TASK BRIEF:
Filter the records below for the word "image". Copy each line that holds it.

——————

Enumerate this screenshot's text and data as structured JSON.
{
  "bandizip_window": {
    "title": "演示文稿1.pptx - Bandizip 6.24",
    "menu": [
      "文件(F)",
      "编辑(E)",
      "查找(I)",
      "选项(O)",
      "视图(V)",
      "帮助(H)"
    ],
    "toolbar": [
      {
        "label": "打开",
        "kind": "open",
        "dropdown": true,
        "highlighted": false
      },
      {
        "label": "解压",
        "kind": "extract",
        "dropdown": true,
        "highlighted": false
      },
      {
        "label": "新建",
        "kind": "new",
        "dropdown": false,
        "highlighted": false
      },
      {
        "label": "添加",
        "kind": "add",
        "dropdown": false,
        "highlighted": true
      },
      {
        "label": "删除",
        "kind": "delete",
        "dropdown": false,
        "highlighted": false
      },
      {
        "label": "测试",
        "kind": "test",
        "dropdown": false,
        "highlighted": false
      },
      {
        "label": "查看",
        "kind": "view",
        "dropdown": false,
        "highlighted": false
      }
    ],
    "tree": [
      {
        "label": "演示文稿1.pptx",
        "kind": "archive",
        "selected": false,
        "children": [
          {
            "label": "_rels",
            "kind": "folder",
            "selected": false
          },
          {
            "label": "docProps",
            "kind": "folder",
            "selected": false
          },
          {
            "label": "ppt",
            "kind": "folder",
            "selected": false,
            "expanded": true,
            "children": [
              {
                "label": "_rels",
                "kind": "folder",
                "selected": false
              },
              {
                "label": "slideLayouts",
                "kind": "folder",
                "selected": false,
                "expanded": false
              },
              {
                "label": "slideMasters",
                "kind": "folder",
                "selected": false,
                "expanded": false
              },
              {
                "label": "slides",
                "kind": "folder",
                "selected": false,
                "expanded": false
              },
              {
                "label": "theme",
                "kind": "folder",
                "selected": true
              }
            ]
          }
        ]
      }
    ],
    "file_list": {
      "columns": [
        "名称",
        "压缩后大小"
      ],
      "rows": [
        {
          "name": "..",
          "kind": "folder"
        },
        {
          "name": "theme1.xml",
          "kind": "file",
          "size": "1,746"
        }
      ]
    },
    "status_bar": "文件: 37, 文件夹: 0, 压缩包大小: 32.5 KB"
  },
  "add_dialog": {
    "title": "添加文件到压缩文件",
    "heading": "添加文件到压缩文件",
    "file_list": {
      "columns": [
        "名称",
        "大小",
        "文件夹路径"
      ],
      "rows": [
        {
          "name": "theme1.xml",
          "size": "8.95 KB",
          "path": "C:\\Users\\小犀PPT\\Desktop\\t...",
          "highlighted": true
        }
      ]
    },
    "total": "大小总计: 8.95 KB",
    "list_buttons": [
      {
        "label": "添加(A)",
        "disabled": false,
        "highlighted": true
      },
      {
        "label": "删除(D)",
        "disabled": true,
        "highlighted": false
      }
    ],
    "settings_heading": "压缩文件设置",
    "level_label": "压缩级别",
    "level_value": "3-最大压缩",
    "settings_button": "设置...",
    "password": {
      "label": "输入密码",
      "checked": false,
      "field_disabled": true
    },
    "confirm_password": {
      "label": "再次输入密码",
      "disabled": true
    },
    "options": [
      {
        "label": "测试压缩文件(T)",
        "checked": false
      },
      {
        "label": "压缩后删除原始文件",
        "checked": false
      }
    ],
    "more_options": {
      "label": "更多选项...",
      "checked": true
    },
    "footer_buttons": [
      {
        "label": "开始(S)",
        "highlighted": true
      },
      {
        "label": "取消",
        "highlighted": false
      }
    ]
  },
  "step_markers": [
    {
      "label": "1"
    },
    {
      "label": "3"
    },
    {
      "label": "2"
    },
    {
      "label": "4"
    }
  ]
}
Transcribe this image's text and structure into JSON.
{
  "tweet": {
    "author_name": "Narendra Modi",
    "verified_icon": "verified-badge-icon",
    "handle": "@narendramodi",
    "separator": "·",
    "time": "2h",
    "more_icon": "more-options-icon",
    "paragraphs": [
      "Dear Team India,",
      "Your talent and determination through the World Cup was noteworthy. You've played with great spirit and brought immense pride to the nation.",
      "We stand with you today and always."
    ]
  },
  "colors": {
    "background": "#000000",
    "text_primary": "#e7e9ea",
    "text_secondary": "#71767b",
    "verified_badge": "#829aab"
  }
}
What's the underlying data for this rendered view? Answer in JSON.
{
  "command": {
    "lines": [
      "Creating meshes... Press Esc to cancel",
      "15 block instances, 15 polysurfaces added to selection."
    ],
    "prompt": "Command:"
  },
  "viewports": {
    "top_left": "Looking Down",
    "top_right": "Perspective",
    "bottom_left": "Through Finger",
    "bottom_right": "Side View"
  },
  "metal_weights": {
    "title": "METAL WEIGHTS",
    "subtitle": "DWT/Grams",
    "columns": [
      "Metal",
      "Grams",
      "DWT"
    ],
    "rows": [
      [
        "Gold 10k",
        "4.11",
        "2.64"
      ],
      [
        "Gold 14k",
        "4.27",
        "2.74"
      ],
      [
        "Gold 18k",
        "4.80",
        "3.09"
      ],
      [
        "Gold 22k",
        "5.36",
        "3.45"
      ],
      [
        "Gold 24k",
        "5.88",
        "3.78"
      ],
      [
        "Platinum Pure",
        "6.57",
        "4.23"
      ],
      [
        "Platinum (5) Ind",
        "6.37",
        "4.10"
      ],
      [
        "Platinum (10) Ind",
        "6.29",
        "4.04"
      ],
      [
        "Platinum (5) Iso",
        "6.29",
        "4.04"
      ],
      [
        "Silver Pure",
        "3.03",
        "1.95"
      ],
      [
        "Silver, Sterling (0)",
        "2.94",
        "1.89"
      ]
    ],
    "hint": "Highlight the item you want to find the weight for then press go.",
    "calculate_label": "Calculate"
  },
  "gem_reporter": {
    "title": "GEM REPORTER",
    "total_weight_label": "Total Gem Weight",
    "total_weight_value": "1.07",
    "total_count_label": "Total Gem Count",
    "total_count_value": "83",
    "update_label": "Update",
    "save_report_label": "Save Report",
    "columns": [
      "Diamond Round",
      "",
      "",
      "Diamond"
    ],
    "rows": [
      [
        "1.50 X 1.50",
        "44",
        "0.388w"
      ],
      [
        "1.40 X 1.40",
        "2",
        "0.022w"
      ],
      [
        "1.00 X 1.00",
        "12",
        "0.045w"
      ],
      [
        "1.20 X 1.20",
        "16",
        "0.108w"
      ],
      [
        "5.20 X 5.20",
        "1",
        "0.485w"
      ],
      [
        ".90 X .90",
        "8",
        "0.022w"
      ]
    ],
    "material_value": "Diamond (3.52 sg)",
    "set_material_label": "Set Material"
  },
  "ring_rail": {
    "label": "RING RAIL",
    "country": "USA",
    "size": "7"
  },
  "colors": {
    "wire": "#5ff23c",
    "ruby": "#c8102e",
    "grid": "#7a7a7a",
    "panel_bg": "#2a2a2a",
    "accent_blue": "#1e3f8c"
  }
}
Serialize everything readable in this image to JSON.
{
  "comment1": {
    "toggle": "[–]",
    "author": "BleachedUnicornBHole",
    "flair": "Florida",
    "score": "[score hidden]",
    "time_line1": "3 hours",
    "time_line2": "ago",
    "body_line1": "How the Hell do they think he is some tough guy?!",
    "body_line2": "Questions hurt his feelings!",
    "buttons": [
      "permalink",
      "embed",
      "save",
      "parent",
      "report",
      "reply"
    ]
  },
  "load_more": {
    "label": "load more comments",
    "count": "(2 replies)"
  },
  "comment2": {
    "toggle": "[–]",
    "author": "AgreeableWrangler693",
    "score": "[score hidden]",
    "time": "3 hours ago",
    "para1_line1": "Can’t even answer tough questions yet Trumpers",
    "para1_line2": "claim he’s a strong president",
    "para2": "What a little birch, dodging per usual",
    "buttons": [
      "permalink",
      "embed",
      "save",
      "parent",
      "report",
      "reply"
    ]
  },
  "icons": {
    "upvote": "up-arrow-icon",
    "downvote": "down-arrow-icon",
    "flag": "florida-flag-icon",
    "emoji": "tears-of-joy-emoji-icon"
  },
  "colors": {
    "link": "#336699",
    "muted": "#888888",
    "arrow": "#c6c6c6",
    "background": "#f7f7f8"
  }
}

——————

SOLUTION TO THIS TASK:
Transcribe this image's text and structure into JSON.
Serialize everything readable in this image to JSON.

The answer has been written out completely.